# Exercise requirements:
Sift the listing for lines that hold the string "color" and pull them out.

--- Begin ---

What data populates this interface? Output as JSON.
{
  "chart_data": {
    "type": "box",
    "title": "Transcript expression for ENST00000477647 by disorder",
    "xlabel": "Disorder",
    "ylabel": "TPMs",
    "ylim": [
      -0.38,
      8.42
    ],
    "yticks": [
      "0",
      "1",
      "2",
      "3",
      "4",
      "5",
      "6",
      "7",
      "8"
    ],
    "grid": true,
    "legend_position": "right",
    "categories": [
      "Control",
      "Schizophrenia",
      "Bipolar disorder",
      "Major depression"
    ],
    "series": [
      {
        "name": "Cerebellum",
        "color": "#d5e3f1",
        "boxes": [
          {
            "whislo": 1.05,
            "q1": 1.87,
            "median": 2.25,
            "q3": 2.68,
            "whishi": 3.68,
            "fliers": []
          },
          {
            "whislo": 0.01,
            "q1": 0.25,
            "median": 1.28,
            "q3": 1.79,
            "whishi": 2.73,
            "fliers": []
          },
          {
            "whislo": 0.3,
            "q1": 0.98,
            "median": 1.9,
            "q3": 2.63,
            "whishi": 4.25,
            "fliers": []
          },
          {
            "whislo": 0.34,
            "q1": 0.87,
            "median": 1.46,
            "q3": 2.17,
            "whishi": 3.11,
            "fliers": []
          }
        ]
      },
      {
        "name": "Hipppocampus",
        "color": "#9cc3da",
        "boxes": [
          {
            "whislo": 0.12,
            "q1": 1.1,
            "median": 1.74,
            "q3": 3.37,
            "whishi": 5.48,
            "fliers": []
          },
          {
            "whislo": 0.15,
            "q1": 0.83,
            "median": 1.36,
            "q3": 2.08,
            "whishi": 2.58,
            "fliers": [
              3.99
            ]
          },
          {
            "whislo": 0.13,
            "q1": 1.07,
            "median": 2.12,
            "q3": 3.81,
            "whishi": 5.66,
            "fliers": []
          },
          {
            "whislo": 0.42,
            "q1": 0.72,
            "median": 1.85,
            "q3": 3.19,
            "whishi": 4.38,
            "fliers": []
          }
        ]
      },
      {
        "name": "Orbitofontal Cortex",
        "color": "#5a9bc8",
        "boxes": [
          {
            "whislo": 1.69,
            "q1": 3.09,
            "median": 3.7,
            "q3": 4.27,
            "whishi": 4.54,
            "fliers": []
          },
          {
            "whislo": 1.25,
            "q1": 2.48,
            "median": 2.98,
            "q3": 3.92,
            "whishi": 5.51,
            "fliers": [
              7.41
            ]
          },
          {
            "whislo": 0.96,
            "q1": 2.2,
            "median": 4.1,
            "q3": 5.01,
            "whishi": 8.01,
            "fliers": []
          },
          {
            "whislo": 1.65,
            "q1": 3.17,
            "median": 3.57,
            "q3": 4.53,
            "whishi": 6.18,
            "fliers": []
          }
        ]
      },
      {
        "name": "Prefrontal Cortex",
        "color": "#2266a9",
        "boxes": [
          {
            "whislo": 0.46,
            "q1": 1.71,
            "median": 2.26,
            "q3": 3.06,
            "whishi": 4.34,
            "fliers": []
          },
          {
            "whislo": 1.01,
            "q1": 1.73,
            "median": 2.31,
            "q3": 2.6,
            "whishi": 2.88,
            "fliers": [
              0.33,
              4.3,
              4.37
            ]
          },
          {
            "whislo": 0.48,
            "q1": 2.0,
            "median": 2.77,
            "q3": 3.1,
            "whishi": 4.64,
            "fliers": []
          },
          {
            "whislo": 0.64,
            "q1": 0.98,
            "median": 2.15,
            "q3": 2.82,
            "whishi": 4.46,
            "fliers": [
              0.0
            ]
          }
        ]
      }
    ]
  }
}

--- End ---

# Answer to the problem:
        "color": "#d5e3f1",
        "color": "#9cc3da",
        "color": "#5a9bc8",
        "color": "#2266a9",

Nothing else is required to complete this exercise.